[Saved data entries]

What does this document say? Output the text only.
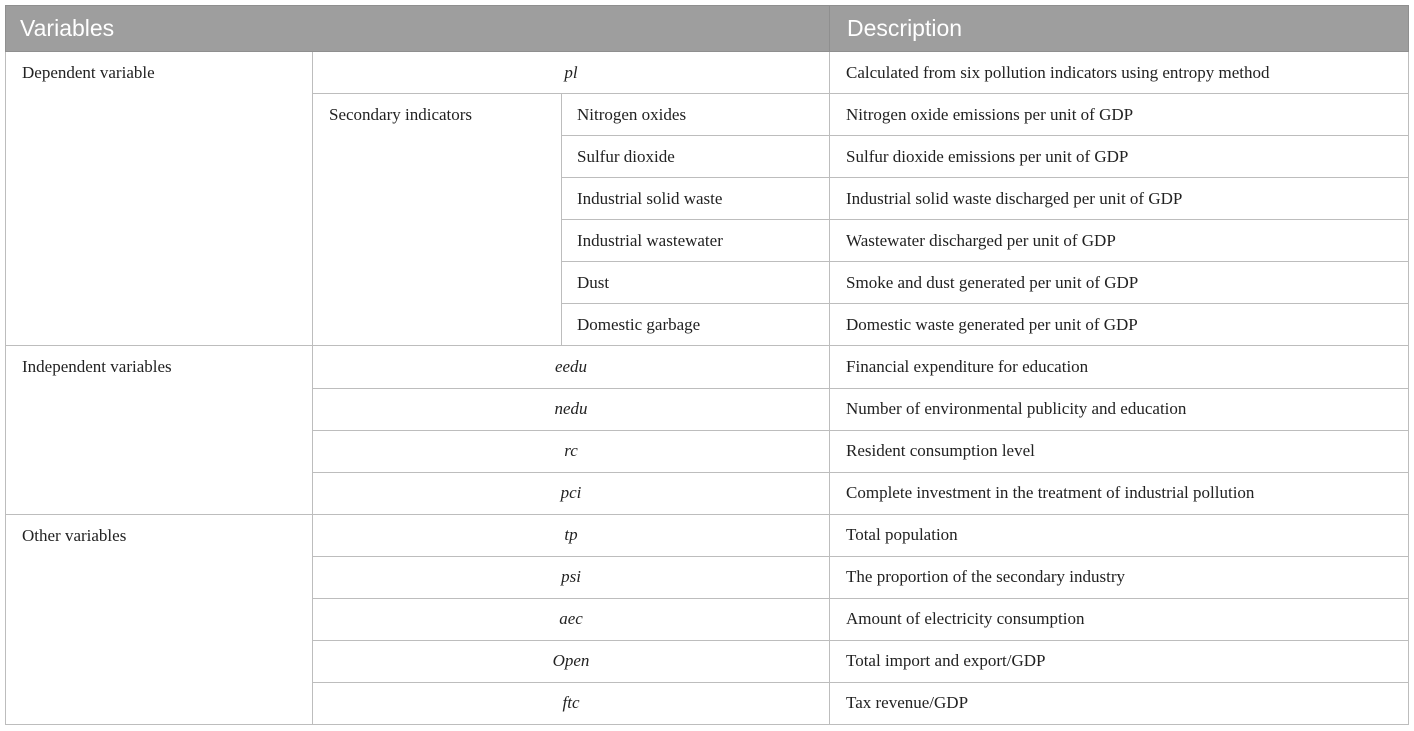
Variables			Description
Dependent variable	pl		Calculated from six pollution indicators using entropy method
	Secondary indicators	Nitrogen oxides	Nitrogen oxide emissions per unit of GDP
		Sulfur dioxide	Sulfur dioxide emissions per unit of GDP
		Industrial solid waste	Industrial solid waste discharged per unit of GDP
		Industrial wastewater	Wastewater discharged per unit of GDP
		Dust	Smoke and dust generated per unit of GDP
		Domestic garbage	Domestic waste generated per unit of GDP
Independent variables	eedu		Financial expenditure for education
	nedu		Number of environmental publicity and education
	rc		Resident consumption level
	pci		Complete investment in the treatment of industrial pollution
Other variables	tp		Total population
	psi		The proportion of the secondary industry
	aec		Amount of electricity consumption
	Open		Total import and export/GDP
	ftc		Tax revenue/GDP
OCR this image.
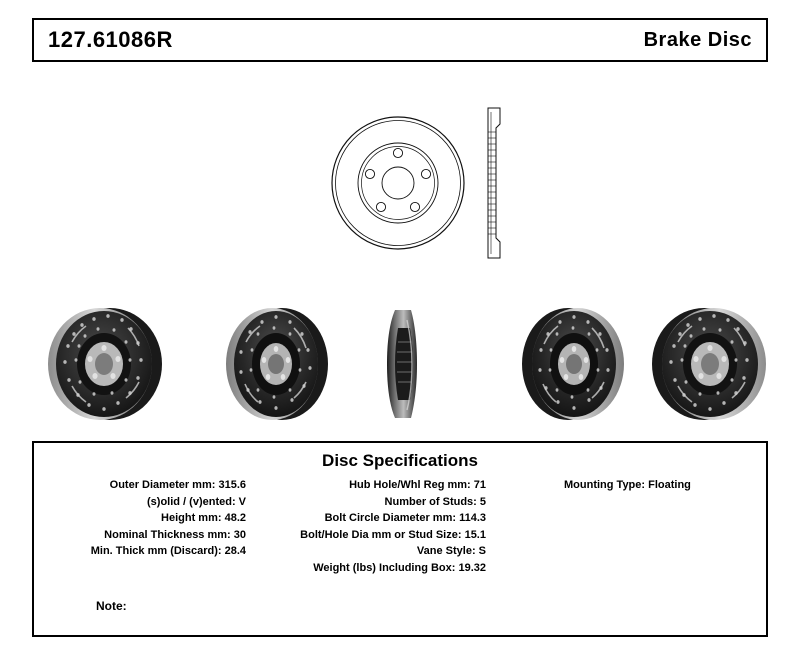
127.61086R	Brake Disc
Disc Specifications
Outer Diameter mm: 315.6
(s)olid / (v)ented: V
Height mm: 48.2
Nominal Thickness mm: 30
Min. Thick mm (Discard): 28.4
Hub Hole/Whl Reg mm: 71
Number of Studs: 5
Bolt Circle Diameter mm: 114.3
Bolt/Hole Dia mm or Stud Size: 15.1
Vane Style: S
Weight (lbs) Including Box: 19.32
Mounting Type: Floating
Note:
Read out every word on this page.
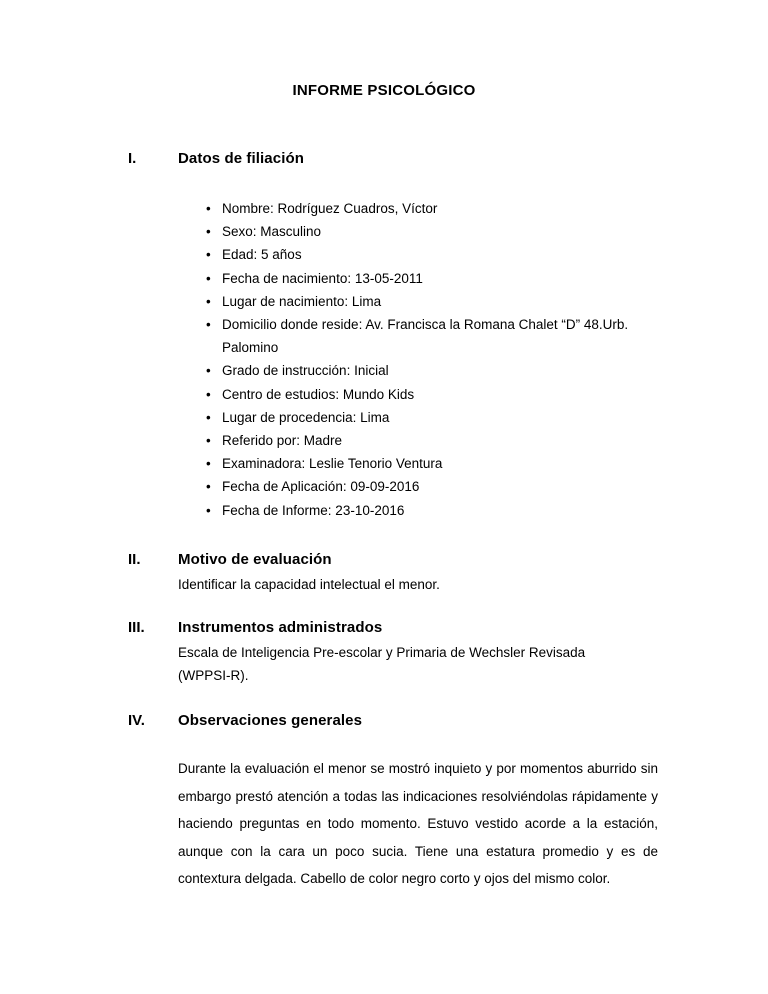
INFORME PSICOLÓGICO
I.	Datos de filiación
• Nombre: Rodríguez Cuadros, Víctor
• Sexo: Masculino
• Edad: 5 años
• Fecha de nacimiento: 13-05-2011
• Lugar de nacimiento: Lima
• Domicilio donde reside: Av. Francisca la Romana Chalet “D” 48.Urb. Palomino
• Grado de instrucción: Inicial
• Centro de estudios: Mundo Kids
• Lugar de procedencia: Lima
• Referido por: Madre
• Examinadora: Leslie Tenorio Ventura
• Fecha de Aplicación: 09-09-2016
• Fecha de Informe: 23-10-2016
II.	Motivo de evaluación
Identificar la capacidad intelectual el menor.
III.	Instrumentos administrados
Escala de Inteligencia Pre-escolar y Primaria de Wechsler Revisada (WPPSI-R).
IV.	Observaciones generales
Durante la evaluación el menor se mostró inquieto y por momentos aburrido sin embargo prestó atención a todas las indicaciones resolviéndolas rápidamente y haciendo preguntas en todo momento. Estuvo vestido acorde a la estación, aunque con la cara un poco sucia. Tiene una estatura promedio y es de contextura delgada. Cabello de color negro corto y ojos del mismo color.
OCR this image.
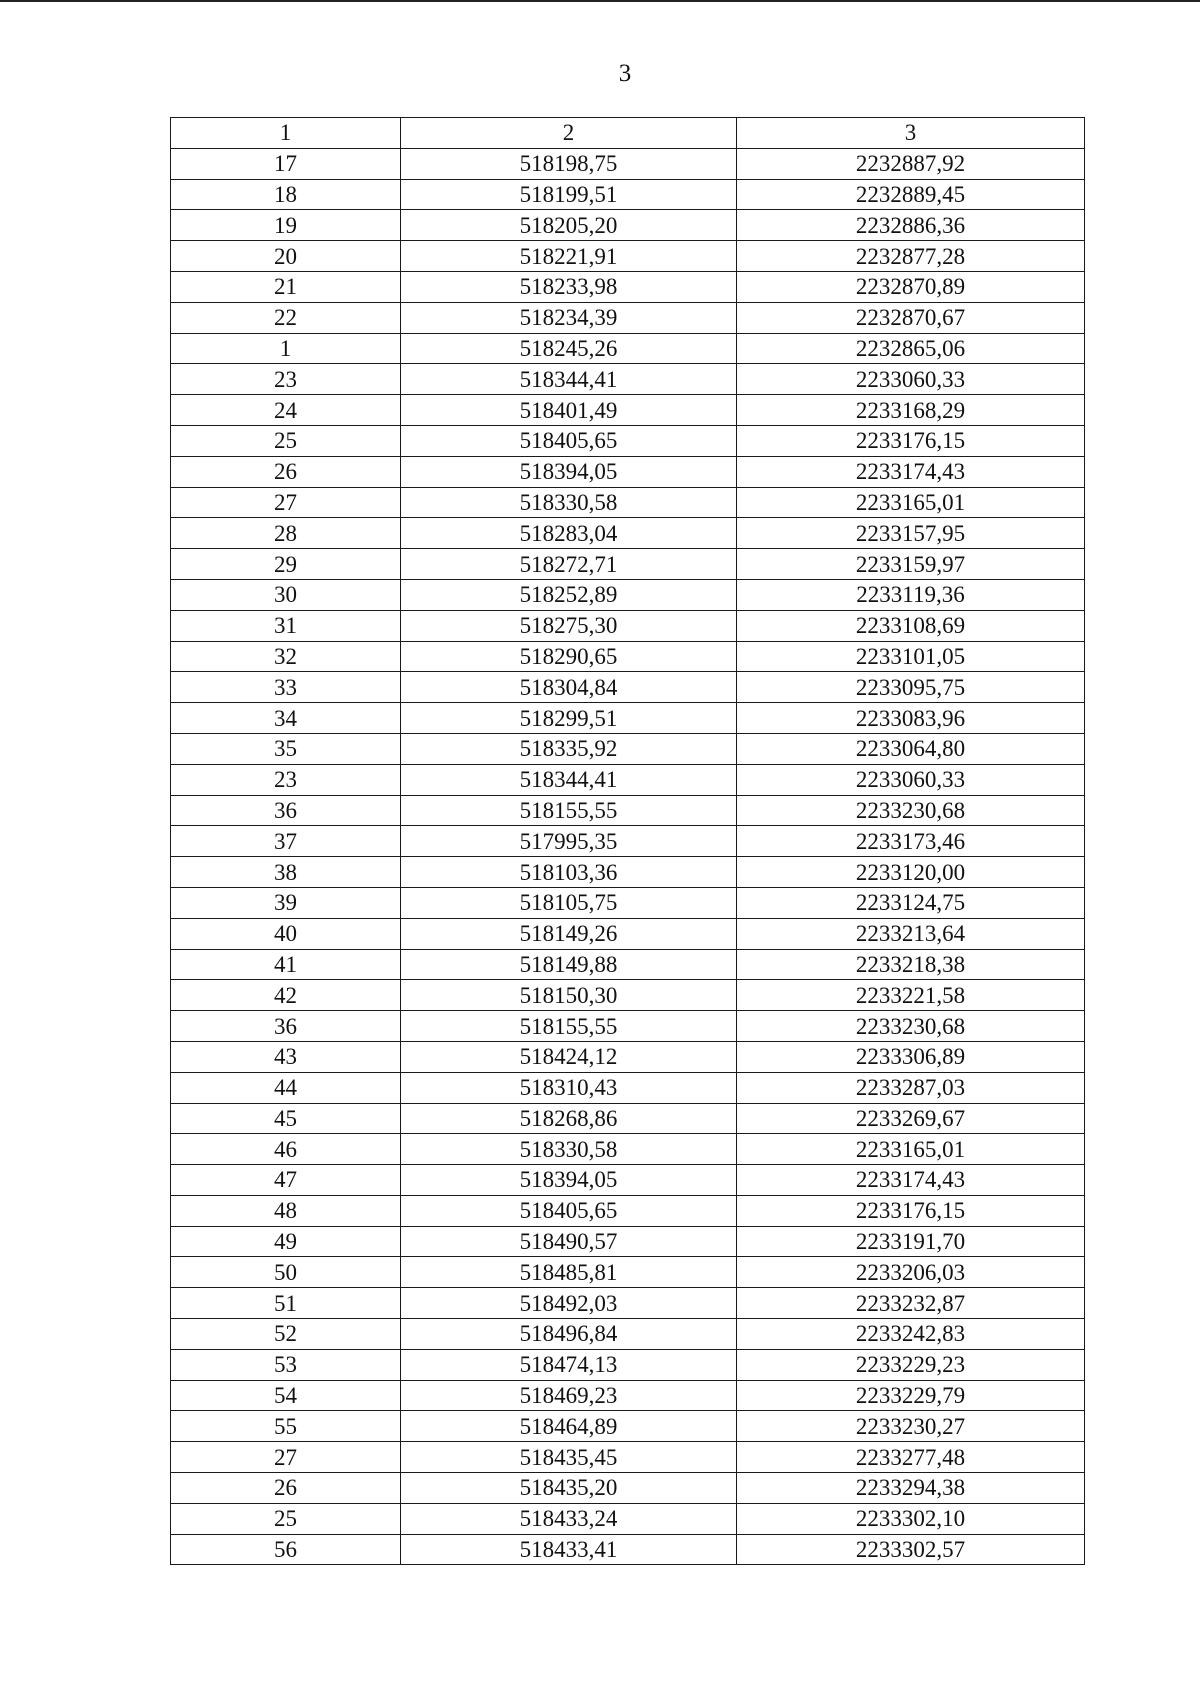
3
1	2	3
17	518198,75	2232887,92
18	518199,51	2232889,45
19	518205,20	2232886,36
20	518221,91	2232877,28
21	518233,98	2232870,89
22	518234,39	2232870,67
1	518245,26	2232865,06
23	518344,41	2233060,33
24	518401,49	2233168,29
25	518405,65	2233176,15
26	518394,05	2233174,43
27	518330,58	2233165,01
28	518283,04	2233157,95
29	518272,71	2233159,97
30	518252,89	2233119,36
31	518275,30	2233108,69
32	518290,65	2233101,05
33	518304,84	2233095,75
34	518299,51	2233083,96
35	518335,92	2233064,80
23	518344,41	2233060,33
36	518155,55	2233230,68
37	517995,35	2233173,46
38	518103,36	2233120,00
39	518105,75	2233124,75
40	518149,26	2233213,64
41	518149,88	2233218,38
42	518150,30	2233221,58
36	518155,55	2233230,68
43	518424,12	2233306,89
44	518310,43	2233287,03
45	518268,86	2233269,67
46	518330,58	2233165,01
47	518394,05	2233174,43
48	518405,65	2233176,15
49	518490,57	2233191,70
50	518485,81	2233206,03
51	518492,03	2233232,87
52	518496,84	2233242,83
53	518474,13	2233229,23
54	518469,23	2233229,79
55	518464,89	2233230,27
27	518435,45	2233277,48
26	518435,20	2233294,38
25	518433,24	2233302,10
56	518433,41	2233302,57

* _DIRECTIVE_:
Extract, from the material above, each line holding the word "Diameter".

* _TASK SOLUTION_:
Outer Diameter mm: 315.6
Bolt Circle Diameter mm: 114.3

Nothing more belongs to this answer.